• _Задания_:
[1] Какие две древнерусские повести выбраны для исследования во фрагменте об образе идеального правителя?
[2] Верните из фрагмента об образе идеального правителя отрывок от слов «Цель нашей диссертации» до слов «зрения русских книжников.» включительно, без изменений.

• _Приведенный фрагмент_:
******

Введение 3
Глава 1. Образ идеального правителя в культурно-историческом контексте 6
1.1 Концепция Третьего Рима 6
1.2 Государь 13
1.3. Холоп 19
1.4. Жестокость как часть образа идеального правителя 21
Глава 2. Сказание о Дракуле воеводе 27
2.1 История исследования 27
2.2. Новый источник - письмо воеводы Дана III Басараба 29
2.3. Легендарный Дракула и реальное историческое лицо 35
2.4. Своеобразие повести о Дракуле 44
2.5. Сюжет и композиция 47
Глава 3. Сочинения Ивана Пересветова 61
3.1. Историография 61
3.2. Прагматика сочинений Ивана Пересветова 62
3.3. Ордалии, магия, жестокость 77
3.4. Свобода воли 84
3.5. Правда Пересветова 87
3.6. Иван Пересветов и Николло Макиавелли 98
3.7. Поэтика 103
Заключение 109
Библиография 113
Образ идеального правителя в древнерусской литературе привлекал внимание исследователей достаточно давно, и рассматривался под разными углами, с различных точек зрения. Поскольку древнерусские книжники видели предназначение правителя и государства, жизнь человека и историю народа исключительно в эсхатологической перспективе, то образ идеального правителя нельзя рассматривать, не затрагивая представлений об «истине» и «правде», идее Ромейского царства - «Третьего Рима», богоданности власти, коллективном спасении в христианском царстве, доктрине династического мессианства и так далее. Существенным представляется рассмотрение образа идеального правителя с точки зрения особенностей сознания средневекового человека, осознание феномена жестокости, веры в магические ритуалы и много другого. Очевидно, что такое исследование должно носить междисциплинарный характер, не случайно близкой проблематикой занимались филологи, историки, философы, культурологи и политологи.
Для настоящего исследования выбраны две древнерусские повести - «Сказание о Дракуле воеводе» и «Сказание о Магмет-салтане», представляющие собой размышления об идеальном правителе, написанные в виде своеобразной утопии (или антиутопии). Объектом исследования также являются сочинения думского дьяка Ф.В.Курицына, дворянского публициста И.С.Пересветова и некоторые документы середины XV- середины XVI веков. Предметом исследования является образ идеального правителя и выявление литературных и идеологических особенностей этих повестей.
Цель нашей диссертации состоит в том, чтобы по возможности точно воссоздать представления людей прошлого, запечатленные в источниках, перевести их на язык, доступный современному сознанию, без чего невозможна интерпретация, чтобы затем объяснить особенности образа идеального правителя. Соответственно нами решаются следующие задачи исследования: последовательно истолковать тексты, раскрыть особенности мировоззренческих установок средневекового писателя, раскрыть особенности образа идеального правителя с точки зрения русских книжников.

******

• _Записи набора данных_:
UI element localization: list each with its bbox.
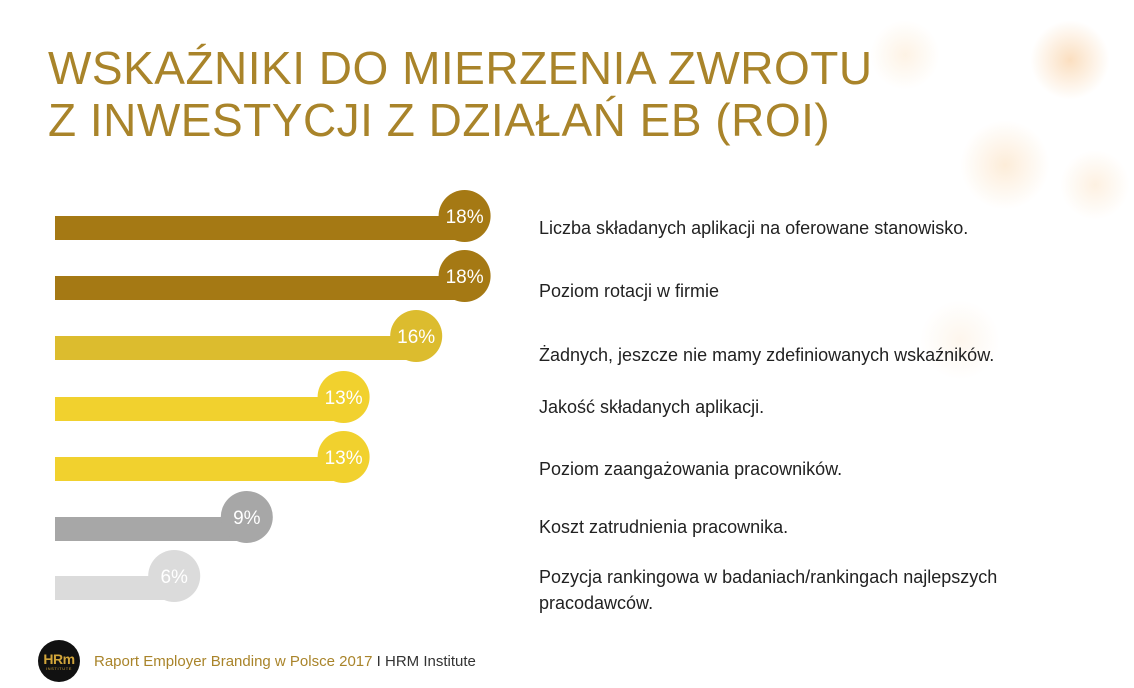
bar xyxy=(55,457,344,481)
category-label: Jakość składanych aplikacji. xyxy=(539,397,765,417)
category-label: Koszt zatrudnienia pracownika. xyxy=(539,517,789,537)
value-label: 13% xyxy=(325,448,363,469)
category-label: Liczba składanych aplikacji na oferowane… xyxy=(539,218,969,238)
footer-separator: I xyxy=(372,652,385,670)
bar-cap xyxy=(220,491,273,543)
bar-cap xyxy=(390,310,443,362)
bar-cap xyxy=(317,371,370,423)
title-line-1: WSKAŹNIKI DO MIERZENIA ZWROTU xyxy=(48,42,873,94)
logo-sub-text: INSTITUTE xyxy=(45,665,73,671)
report-name: Raport Employer Branding w Polsce 2017 xyxy=(94,652,373,670)
organization-name: HRM Institute xyxy=(385,652,476,670)
category-label: Poziom zaangażowania pracowników. xyxy=(539,459,843,479)
category-label: Poziom rotacji w firmie xyxy=(539,281,720,301)
bar-cap xyxy=(148,550,201,602)
hrm-logo: HRm INSTITUTE xyxy=(38,640,80,682)
footer-text: Raport Employer Branding w Polsce 2017 I… xyxy=(94,653,476,670)
value-label: 16% xyxy=(397,327,435,348)
bar xyxy=(55,216,465,240)
logo-main-text: HRm xyxy=(43,650,75,667)
value-label: 9% xyxy=(233,508,261,529)
bar xyxy=(55,276,465,300)
title-line-2: Z INWESTYCJI Z DZIAŁAŃ EB (ROI) xyxy=(48,94,831,146)
category-label: Pozycja rankingowa w badaniach/rankingac… xyxy=(539,567,998,613)
value-label: 6% xyxy=(160,567,188,588)
value-label: 13% xyxy=(325,388,363,409)
value-label: 18% xyxy=(446,207,484,228)
bar xyxy=(55,517,247,541)
bar-cap xyxy=(438,250,491,302)
bar-cap xyxy=(317,431,370,483)
footer: HRm INSTITUTE Raport Employer Branding w… xyxy=(38,640,476,682)
bar xyxy=(55,397,344,421)
value-label: 18% xyxy=(446,267,484,288)
bar xyxy=(55,336,417,360)
page-title: WSKAŹNIKI DO MIERZENIA ZWROTU Z INWESTYC… xyxy=(48,42,873,146)
bar-cap xyxy=(438,190,491,242)
category-label: Żadnych, jeszcze nie mamy zdefiniowanych… xyxy=(539,345,995,365)
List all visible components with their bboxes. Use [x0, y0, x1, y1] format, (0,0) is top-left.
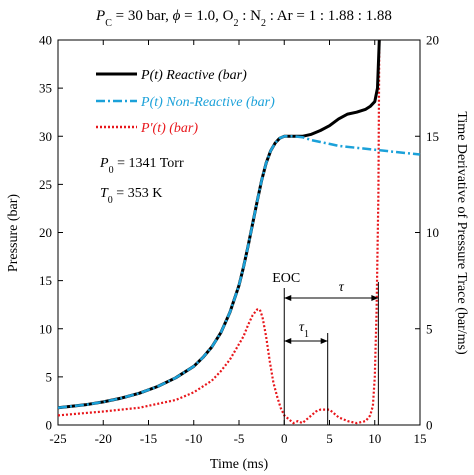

******

• _Результаты выполнения_:
[1] «Сказание о Дракуле воеводе» и «Сказание о Магмет-салтане».

[2]
Цель нашей диссертации состоит в том, чтобы по возможности точно воссоздать представления людей прошлого, запечатленные в источниках, перевести их на язык, доступный современному сознанию, без чего невозможна интерпретация, чтобы затем объяснить особенности образа идеального правителя. Соответственно нами решаются следующие задачи исследования: последовательно истолковать тексты, раскрыть особенности мировоззренческих установок средневекового писателя, раскрыть особенности образа идеального правителя с точки зрения русских книжников.